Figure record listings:

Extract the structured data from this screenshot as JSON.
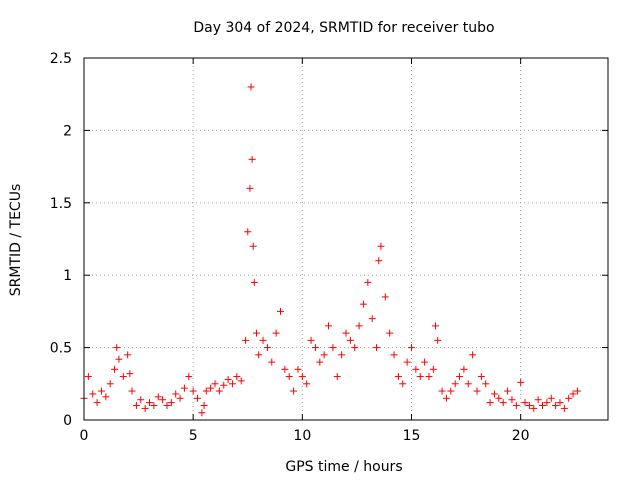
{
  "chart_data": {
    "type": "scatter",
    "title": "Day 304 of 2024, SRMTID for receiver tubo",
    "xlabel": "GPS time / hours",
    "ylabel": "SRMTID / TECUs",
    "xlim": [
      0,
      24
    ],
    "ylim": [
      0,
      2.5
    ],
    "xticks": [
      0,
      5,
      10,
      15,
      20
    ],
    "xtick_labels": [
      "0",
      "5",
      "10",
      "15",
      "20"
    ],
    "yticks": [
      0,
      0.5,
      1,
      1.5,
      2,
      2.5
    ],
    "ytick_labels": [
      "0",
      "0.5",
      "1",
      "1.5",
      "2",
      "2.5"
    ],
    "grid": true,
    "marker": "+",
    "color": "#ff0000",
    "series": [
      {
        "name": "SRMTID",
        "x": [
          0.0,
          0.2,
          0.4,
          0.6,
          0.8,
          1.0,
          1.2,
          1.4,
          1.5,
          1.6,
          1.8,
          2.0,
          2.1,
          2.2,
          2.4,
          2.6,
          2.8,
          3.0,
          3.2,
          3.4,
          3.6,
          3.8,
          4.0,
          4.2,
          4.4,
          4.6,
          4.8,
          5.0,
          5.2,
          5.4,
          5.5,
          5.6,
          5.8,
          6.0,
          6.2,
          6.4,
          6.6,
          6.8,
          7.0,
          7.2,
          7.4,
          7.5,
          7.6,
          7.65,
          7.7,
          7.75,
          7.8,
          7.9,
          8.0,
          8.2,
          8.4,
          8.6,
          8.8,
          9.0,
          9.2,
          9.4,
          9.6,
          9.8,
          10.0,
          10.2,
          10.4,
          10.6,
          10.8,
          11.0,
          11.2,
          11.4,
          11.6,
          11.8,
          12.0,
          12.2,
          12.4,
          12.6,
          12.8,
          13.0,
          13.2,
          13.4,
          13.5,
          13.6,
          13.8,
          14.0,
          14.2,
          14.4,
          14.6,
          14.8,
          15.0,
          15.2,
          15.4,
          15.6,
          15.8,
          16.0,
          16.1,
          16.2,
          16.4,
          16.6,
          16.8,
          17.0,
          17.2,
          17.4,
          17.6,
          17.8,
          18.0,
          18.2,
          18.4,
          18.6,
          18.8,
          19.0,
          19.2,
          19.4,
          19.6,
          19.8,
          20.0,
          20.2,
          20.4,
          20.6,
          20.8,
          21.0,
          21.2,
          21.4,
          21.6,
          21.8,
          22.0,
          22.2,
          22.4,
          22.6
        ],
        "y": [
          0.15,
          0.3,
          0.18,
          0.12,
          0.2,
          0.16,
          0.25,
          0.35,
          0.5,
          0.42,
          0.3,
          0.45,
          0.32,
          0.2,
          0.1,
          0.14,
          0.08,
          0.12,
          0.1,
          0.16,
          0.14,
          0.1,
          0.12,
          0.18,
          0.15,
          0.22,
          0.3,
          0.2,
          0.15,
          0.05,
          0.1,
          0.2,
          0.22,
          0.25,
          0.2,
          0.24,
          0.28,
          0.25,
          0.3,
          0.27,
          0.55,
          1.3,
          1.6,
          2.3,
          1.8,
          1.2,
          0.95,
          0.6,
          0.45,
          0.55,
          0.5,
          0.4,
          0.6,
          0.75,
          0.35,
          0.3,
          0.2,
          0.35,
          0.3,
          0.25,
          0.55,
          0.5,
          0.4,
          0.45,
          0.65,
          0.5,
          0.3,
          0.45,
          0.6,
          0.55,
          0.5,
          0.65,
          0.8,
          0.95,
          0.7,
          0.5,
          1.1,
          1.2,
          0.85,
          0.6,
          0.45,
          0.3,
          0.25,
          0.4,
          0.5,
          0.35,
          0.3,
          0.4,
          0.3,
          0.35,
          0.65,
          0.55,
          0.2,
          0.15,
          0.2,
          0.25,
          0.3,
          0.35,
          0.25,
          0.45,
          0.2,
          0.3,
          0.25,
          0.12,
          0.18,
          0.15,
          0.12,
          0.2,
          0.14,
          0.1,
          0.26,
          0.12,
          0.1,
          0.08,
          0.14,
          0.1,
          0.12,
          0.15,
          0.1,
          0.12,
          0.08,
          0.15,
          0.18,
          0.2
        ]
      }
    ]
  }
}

> _Task_:
Make an exact copy of the records above, with the pictures left out.

> _Result of the exercise_:
Extract the structured data from this screenshot as JSON.
{
  "chart_data": {
    "type": "scatter",
    "title": "Day 304 of 2024, SRMTID for receiver tubo",
    "xlabel": "GPS time / hours",
    "ylabel": "SRMTID / TECUs",
    "xlim": [
      0,
      24
    ],
    "ylim": [
      0,
      2.5
    ],
    "xticks": [
      0,
      5,
      10,
      15,
      20
    ],
    "xtick_labels": [
      "0",
      "5",
      "10",
      "15",
      "20"
    ],
    "yticks": [
      0,
      0.5,
      1,
      1.5,
      2,
      2.5
    ],
    "ytick_labels": [
      "0",
      "0.5",
      "1",
      "1.5",
      "2",
      "2.5"
    ],
    "grid": true,
    "marker": "+",
    "color": "#ff0000",
    "series": [
      {
        "name": "SRMTID",
        "x": [
          0.0,
          0.2,
          0.4,
          0.6,
          0.8,
          1.0,
          1.2,
          1.4,
          1.5,
          1.6,
          1.8,
          2.0,
          2.1,
          2.2,
          2.4,
          2.6,
          2.8,
          3.0,
          3.2,
          3.4,
          3.6,
          3.8,
          4.0,
          4.2,
          4.4,
          4.6,
          4.8,
          5.0,
          5.2,
          5.4,
          5.5,
          5.6,
          5.8,
          6.0,
          6.2,
          6.4,
          6.6,
          6.8,
          7.0,
          7.2,
          7.4,
          7.5,
          7.6,
          7.65,
          7.7,
          7.75,
          7.8,
          7.9,
          8.0,
          8.2,
          8.4,
          8.6,
          8.8,
          9.0,
          9.2,
          9.4,
          9.6,
          9.8,
          10.0,
          10.2,
          10.4,
          10.6,
          10.8,
          11.0,
          11.2,
          11.4,
          11.6,
          11.8,
          12.0,
          12.2,
          12.4,
          12.6,
          12.8,
          13.0,
          13.2,
          13.4,
          13.5,
          13.6,
          13.8,
          14.0,
          14.2,
          14.4,
          14.6,
          14.8,
          15.0,
          15.2,
          15.4,
          15.6,
          15.8,
          16.0,
          16.1,
          16.2,
          16.4,
          16.6,
          16.8,
          17.0,
          17.2,
          17.4,
          17.6,
          17.8,
          18.0,
          18.2,
          18.4,
          18.6,
          18.8,
          19.0,
          19.2,
          19.4,
          19.6,
          19.8,
          20.0,
          20.2,
          20.4,
          20.6,
          20.8,
          21.0,
          21.2,
          21.4,
          21.6,
          21.8,
          22.0,
          22.2,
          22.4,
          22.6
        ],
        "y": [
          0.15,
          0.3,
          0.18,
          0.12,
          0.2,
          0.16,
          0.25,
          0.35,
          0.5,
          0.42,
          0.3,
          0.45,
          0.32,
          0.2,
          0.1,
          0.14,
          0.08,
          0.12,
          0.1,
          0.16,
          0.14,
          0.1,
          0.12,
          0.18,
          0.15,
          0.22,
          0.3,
          0.2,
          0.15,
          0.05,
          0.1,
          0.2,
          0.22,
          0.25,
          0.2,
          0.24,
          0.28,
          0.25,
          0.3,
          0.27,
          0.55,
          1.3,
          1.6,
          2.3,
          1.8,
          1.2,
          0.95,
          0.6,
          0.45,
          0.55,
          0.5,
          0.4,
          0.6,
          0.75,
          0.35,
          0.3,
          0.2,
          0.35,
          0.3,
          0.25,
          0.55,
          0.5,
          0.4,
          0.45,
          0.65,
          0.5,
          0.3,
          0.45,
          0.6,
          0.55,
          0.5,
          0.65,
          0.8,
          0.95,
          0.7,
          0.5,
          1.1,
          1.2,
          0.85,
          0.6,
          0.45,
          0.3,
          0.25,
          0.4,
          0.5,
          0.35,
          0.3,
          0.4,
          0.3,
          0.35,
          0.65,
          0.55,
          0.2,
          0.15,
          0.2,
          0.25,
          0.3,
          0.35,
          0.25,
          0.45,
          0.2,
          0.3,
          0.25,
          0.12,
          0.18,
          0.15,
          0.12,
          0.2,
          0.14,
          0.1,
          0.26,
          0.12,
          0.1,
          0.08,
          0.14,
          0.1,
          0.12,
          0.15,
          0.1,
          0.12,
          0.08,
          0.15,
          0.18,
          0.2
        ]
      }
    ]
  }
}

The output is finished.